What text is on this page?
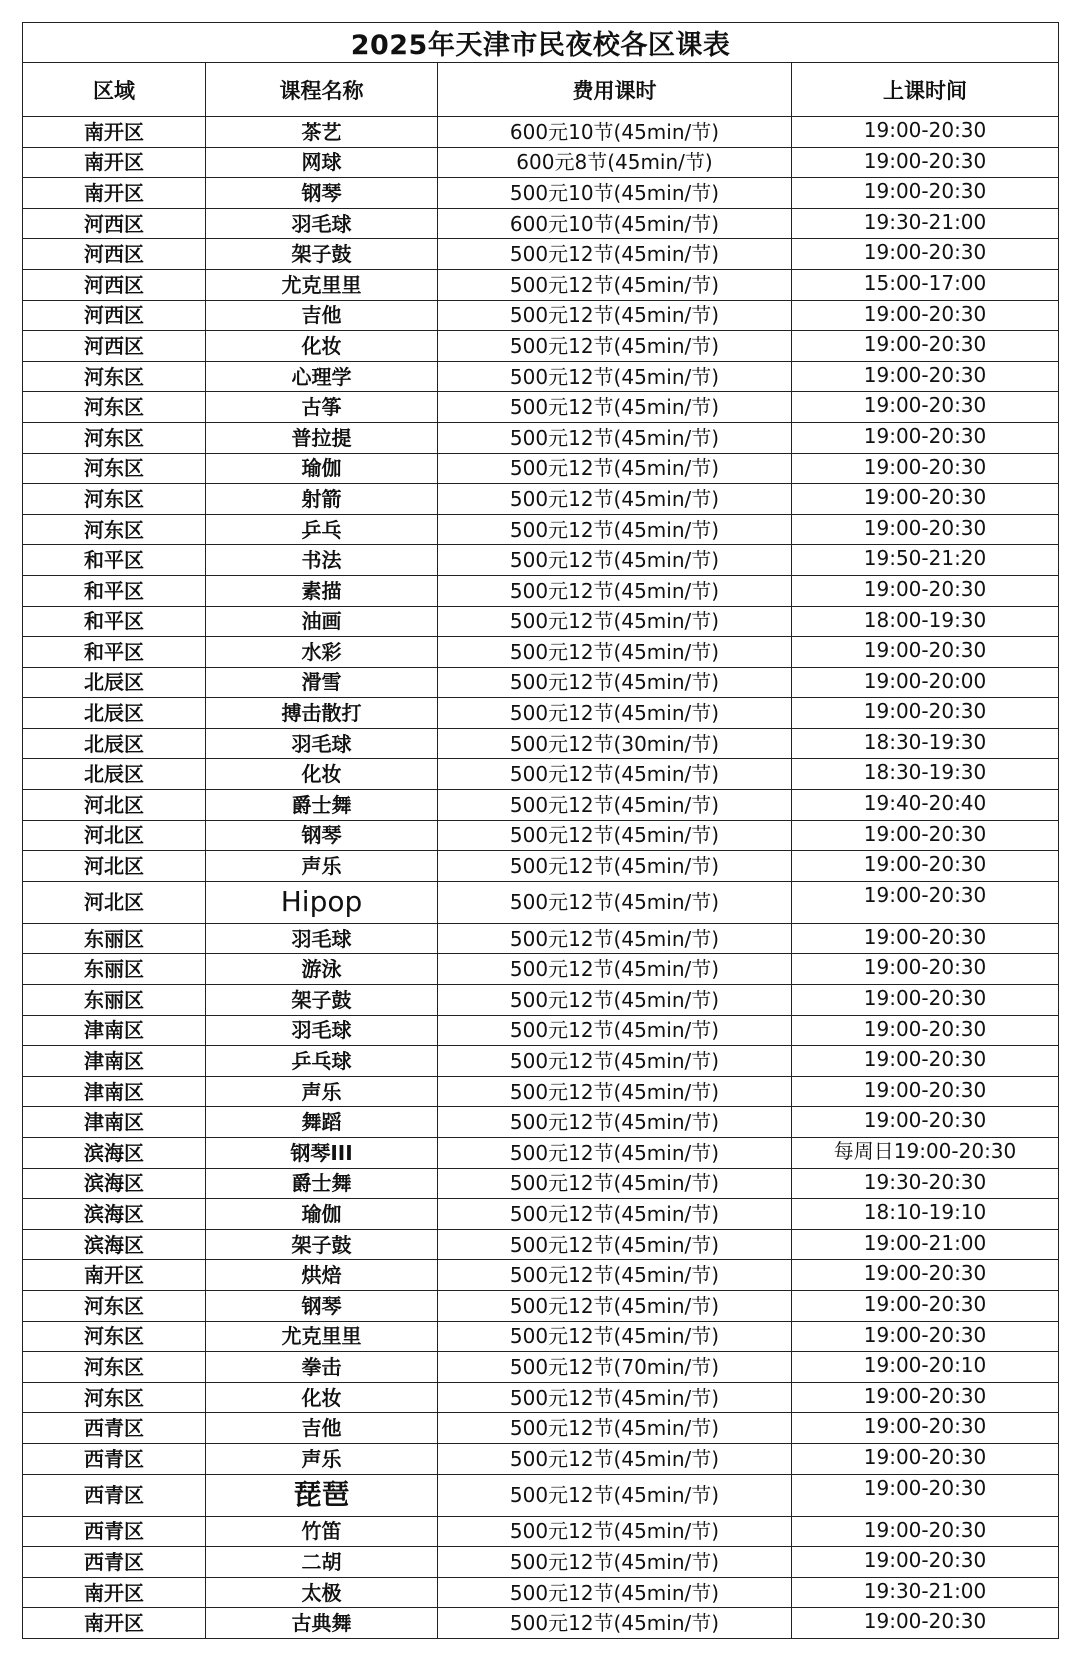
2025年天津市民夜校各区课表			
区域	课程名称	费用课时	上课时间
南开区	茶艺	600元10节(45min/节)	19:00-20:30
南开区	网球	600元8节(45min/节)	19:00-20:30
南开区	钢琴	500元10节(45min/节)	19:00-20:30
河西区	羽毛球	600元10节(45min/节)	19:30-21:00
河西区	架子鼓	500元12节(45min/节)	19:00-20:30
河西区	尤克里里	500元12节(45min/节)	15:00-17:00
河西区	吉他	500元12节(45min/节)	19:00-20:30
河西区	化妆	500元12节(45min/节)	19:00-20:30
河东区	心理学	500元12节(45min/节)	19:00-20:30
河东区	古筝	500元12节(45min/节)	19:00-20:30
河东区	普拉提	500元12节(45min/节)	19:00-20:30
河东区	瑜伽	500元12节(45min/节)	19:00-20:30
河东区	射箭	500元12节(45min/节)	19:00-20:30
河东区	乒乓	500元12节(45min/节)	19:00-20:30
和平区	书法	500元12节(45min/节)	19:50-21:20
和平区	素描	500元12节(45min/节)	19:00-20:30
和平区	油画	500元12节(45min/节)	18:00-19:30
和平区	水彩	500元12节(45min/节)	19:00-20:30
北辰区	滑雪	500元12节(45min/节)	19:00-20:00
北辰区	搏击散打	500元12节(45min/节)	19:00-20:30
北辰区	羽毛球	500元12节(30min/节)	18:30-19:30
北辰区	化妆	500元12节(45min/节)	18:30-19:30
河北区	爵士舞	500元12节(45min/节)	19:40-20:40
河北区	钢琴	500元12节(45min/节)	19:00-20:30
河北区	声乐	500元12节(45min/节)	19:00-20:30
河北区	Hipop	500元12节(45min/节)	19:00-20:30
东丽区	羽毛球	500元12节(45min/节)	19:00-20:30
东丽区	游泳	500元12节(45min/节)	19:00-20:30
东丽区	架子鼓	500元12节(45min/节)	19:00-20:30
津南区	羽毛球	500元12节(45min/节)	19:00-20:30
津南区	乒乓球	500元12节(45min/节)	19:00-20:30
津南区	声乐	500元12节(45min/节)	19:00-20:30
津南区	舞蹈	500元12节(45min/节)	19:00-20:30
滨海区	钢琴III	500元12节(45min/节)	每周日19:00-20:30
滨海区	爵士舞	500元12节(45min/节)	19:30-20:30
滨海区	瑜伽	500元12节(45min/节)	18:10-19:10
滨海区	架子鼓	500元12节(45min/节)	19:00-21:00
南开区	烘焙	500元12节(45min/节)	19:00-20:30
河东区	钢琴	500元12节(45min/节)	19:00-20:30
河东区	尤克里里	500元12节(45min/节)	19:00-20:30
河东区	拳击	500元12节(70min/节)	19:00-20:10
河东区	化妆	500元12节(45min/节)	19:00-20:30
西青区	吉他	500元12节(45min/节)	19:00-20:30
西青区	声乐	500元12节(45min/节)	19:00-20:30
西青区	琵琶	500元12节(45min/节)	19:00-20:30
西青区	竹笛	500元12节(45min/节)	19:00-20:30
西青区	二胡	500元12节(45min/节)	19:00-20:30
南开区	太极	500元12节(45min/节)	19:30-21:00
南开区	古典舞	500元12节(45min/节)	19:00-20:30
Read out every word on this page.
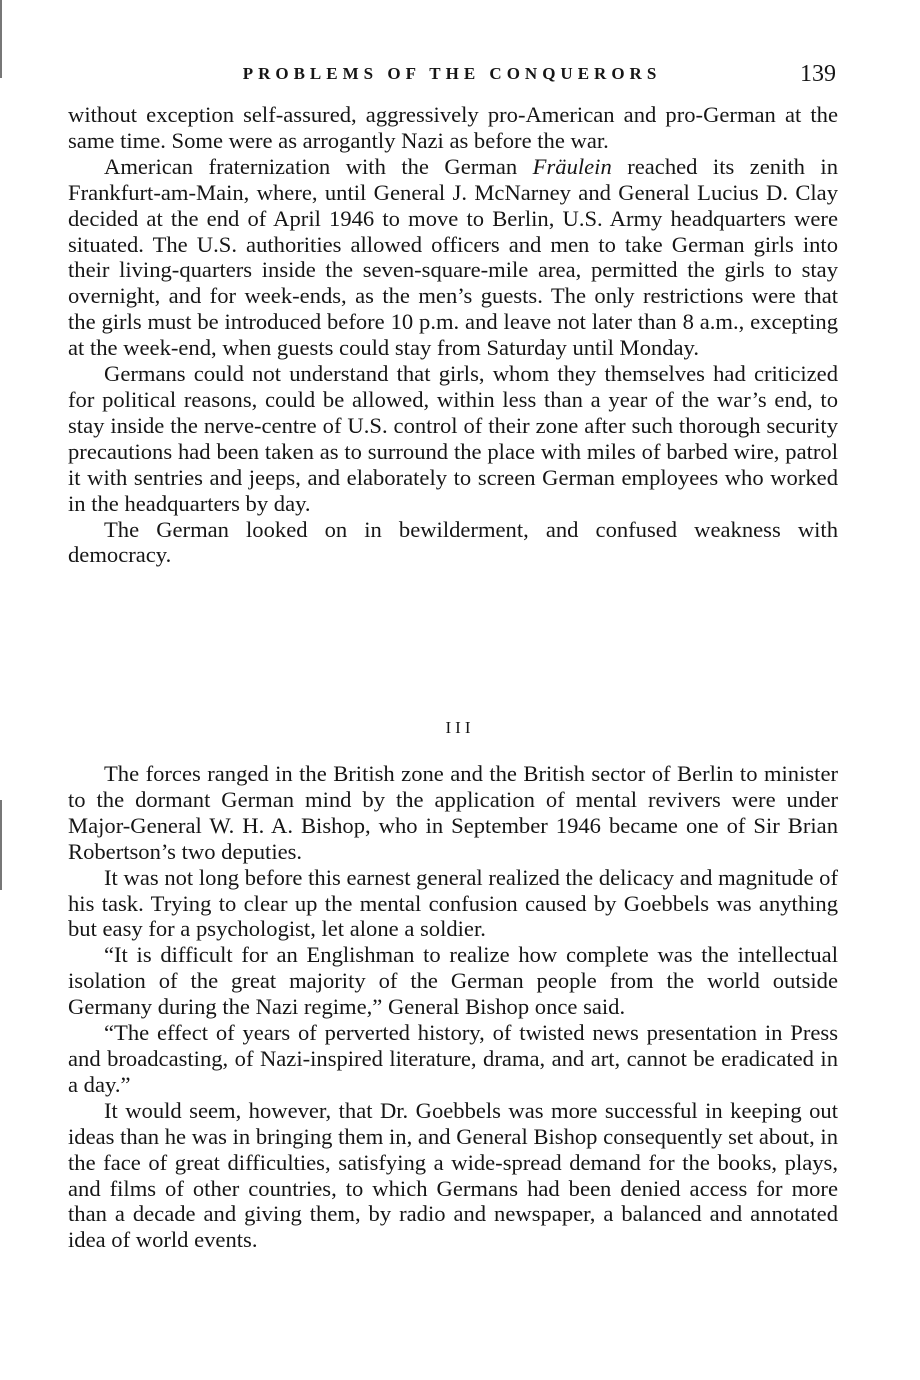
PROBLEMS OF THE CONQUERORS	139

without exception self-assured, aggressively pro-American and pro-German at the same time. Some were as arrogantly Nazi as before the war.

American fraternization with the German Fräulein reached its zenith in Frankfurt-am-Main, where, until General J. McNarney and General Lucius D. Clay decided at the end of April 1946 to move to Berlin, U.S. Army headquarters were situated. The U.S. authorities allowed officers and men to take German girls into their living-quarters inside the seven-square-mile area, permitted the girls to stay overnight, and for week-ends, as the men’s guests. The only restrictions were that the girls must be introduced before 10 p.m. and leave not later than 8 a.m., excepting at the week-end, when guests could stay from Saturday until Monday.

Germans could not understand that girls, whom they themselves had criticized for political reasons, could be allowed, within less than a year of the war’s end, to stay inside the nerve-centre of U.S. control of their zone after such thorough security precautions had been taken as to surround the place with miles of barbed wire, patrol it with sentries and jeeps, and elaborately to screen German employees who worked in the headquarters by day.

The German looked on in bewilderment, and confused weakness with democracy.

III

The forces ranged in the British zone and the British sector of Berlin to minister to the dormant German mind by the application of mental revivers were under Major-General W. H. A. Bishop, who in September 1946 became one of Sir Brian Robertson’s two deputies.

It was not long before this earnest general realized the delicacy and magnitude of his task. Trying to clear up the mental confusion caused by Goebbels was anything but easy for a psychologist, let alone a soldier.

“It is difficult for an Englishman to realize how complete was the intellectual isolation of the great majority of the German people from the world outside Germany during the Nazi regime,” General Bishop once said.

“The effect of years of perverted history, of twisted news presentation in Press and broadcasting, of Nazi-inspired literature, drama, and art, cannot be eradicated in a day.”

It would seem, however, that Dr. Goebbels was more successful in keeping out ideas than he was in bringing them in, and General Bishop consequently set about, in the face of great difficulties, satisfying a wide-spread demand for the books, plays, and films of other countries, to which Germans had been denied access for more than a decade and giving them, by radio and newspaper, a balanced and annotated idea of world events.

**EXERCISE DETAILS:**
Any pictures should be dropped; transcribe the rest of the records above exactly.

**RESPONSE TO THE TASK:**
What text is on this page?
2025年天津市民夜校各区课表			
区域	课程名称	费用课时	上课时间
南开区	茶艺	600元10节(45min/节)	19:00-20:30
南开区	网球	600元8节(45min/节)	19:00-20:30
南开区	钢琴	500元10节(45min/节)	19:00-20:30
河西区	羽毛球	600元10节(45min/节)	19:30-21:00
河西区	架子鼓	500元12节(45min/节)	19:00-20:30
河西区	尤克里里	500元12节(45min/节)	15:00-17:00
河西区	吉他	500元12节(45min/节)	19:00-20:30
河西区	化妆	500元12节(45min/节)	19:00-20:30
河东区	心理学	500元12节(45min/节)	19:00-20:30
河东区	古筝	500元12节(45min/节)	19:00-20:30
河东区	普拉提	500元12节(45min/节)	19:00-20:30
河东区	瑜伽	500元12节(45min/节)	19:00-20:30
河东区	射箭	500元12节(45min/节)	19:00-20:30
河东区	乒乓	500元12节(45min/节)	19:00-20:30
和平区	书法	500元12节(45min/节)	19:50-21:20
和平区	素描	500元12节(45min/节)	19:00-20:30
和平区	油画	500元12节(45min/节)	18:00-19:30
和平区	水彩	500元12节(45min/节)	19:00-20:30
北辰区	滑雪	500元12节(45min/节)	19:00-20:00
北辰区	搏击散打	500元12节(45min/节)	19:00-20:30
北辰区	羽毛球	500元12节(30min/节)	18:30-19:30
北辰区	化妆	500元12节(45min/节)	18:30-19:30
河北区	爵士舞	500元12节(45min/节)	19:40-20:40
河北区	钢琴	500元12节(45min/节)	19:00-20:30
河北区	声乐	500元12节(45min/节)	19:00-20:30
河北区	Hipop	500元12节(45min/节)	19:00-20:30
东丽区	羽毛球	500元12节(45min/节)	19:00-20:30
东丽区	游泳	500元12节(45min/节)	19:00-20:30
东丽区	架子鼓	500元12节(45min/节)	19:00-20:30
津南区	羽毛球	500元12节(45min/节)	19:00-20:30
津南区	乒乓球	500元12节(45min/节)	19:00-20:30
津南区	声乐	500元12节(45min/节)	19:00-20:30
津南区	舞蹈	500元12节(45min/节)	19:00-20:30
滨海区	钢琴III	500元12节(45min/节)	每周日19:00-20:30
滨海区	爵士舞	500元12节(45min/节)	19:30-20:30
滨海区	瑜伽	500元12节(45min/节)	18:10-19:10
滨海区	架子鼓	500元12节(45min/节)	19:00-21:00
南开区	烘焙	500元12节(45min/节)	19:00-20:30
河东区	钢琴	500元12节(45min/节)	19:00-20:30
河东区	尤克里里	500元12节(45min/节)	19:00-20:30
河东区	拳击	500元12节(70min/节)	19:00-20:10
河东区	化妆	500元12节(45min/节)	19:00-20:30
西青区	吉他	500元12节(45min/节)	19:00-20:30
西青区	声乐	500元12节(45min/节)	19:00-20:30
西青区	琵琶	500元12节(45min/节)	19:00-20:30
西青区	竹笛	500元12节(45min/节)	19:00-20:30
西青区	二胡	500元12节(45min/节)	19:00-20:30
南开区	太极	500元12节(45min/节)	19:30-21:00
南开区	古典舞	500元12节(45min/节)	19:00-20:30
Read out every word on this page.
PROBLEMS OF THE CONQUERORS	139

without exception self-assured, aggressively pro-American and pro-German at the same time. Some were as arrogantly Nazi as before the war.

American fraternization with the German Fräulein reached its zenith in Frankfurt-am-Main, where, until General J. McNarney and General Lucius D. Clay decided at the end of April 1946 to move to Berlin, U.S. Army headquarters were situated. The U.S. authorities allowed officers and men to take German girls into their living-quarters inside the seven-square-mile area, permitted the girls to stay overnight, and for week-ends, as the men’s guests. The only restrictions were that the girls must be introduced before 10 p.m. and leave not later than 8 a.m., excepting at the week-end, when guests could stay from Saturday until Monday.

Germans could not understand that girls, whom they themselves had criticized for political reasons, could be allowed, within less than a year of the war’s end, to stay inside the nerve-centre of U.S. control of their zone after such thorough security precautions had been taken as to surround the place with miles of barbed wire, patrol it with sentries and jeeps, and elaborately to screen German employees who worked in the headquarters by day.

The German looked on in bewilderment, and confused weakness with democracy.

III

The forces ranged in the British zone and the British sector of Berlin to minister to the dormant German mind by the application of mental revivers were under Major-General W. H. A. Bishop, who in September 1946 became one of Sir Brian Robertson’s two deputies.

It was not long before this earnest general realized the delicacy and magnitude of his task. Trying to clear up the mental confusion caused by Goebbels was anything but easy for a psychologist, let alone a soldier.

“It is difficult for an Englishman to realize how complete was the intellectual isolation of the great majority of the German people from the world outside Germany during the Nazi regime,” General Bishop once said.

“The effect of years of perverted history, of twisted news presentation in Press and broadcasting, of Nazi-inspired literature, drama, and art, cannot be eradicated in a day.”

It would seem, however, that Dr. Goebbels was more successful in keeping out ideas than he was in bringing them in, and General Bishop consequently set about, in the face of great difficulties, satisfying a wide-spread demand for the books, plays, and films of other countries, to which Germans had been denied access for more than a decade and giving them, by radio and newspaper, a balanced and annotated idea of world events.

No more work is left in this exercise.